→ **Task to carry out**: Give only the number of lines in the records below that contain the word "بشدة".

→ **Information shown**:
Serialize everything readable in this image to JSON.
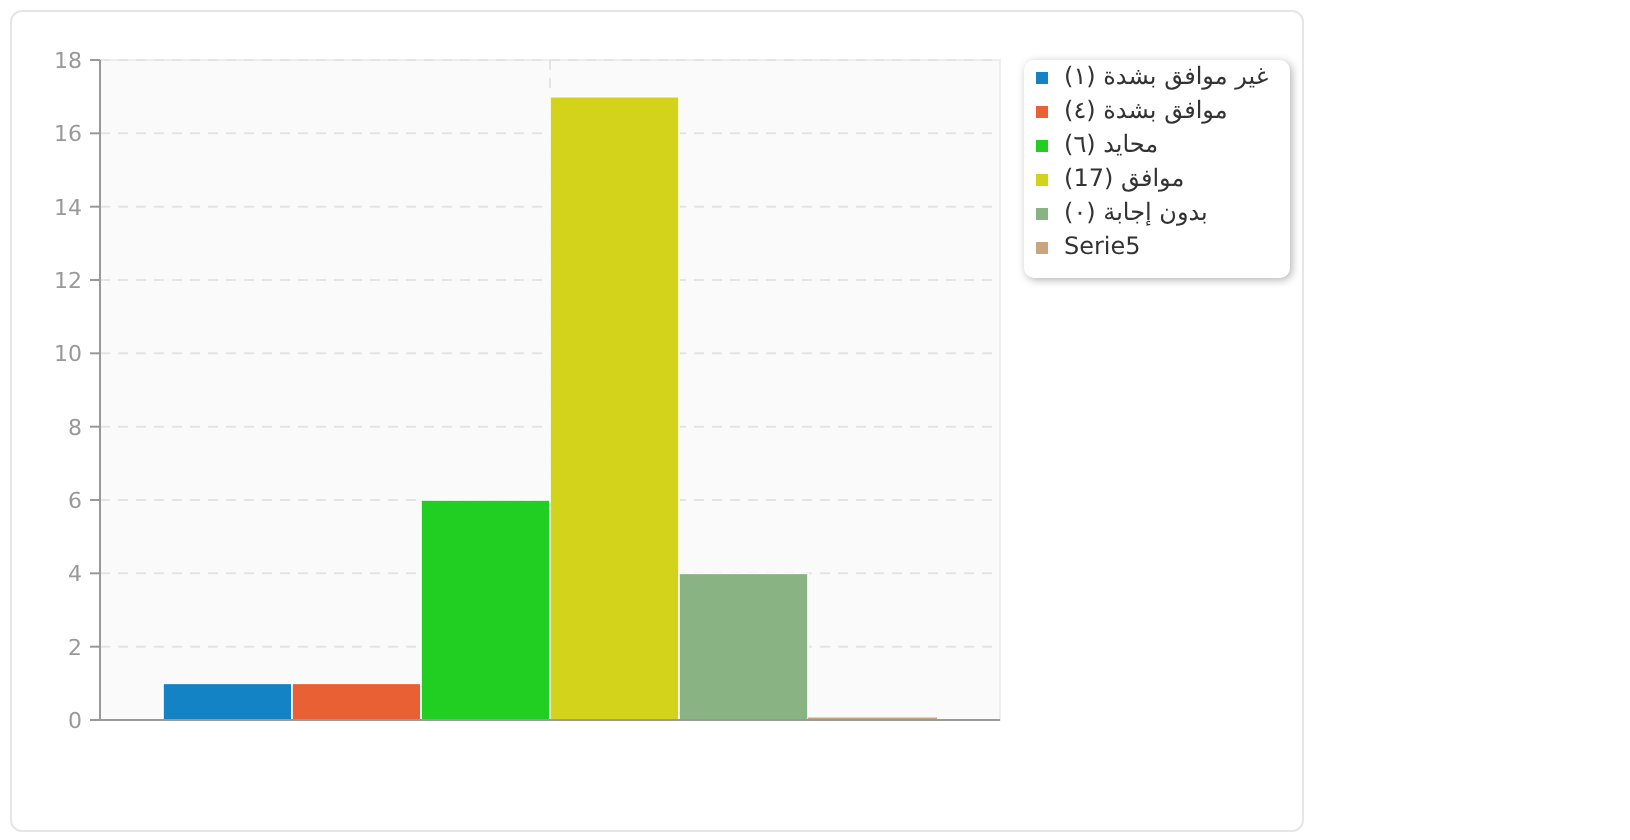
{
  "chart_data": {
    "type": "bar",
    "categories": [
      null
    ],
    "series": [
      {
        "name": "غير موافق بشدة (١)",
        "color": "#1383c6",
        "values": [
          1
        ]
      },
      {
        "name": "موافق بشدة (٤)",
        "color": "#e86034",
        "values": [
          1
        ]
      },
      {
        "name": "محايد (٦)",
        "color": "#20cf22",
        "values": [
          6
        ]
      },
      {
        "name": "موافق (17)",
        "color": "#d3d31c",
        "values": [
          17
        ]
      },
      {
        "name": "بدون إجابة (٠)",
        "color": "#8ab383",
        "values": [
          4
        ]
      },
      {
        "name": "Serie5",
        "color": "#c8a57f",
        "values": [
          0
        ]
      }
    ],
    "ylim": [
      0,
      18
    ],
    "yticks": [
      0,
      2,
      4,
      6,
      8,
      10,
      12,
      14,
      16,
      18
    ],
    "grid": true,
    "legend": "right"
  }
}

→ **Task output**: 2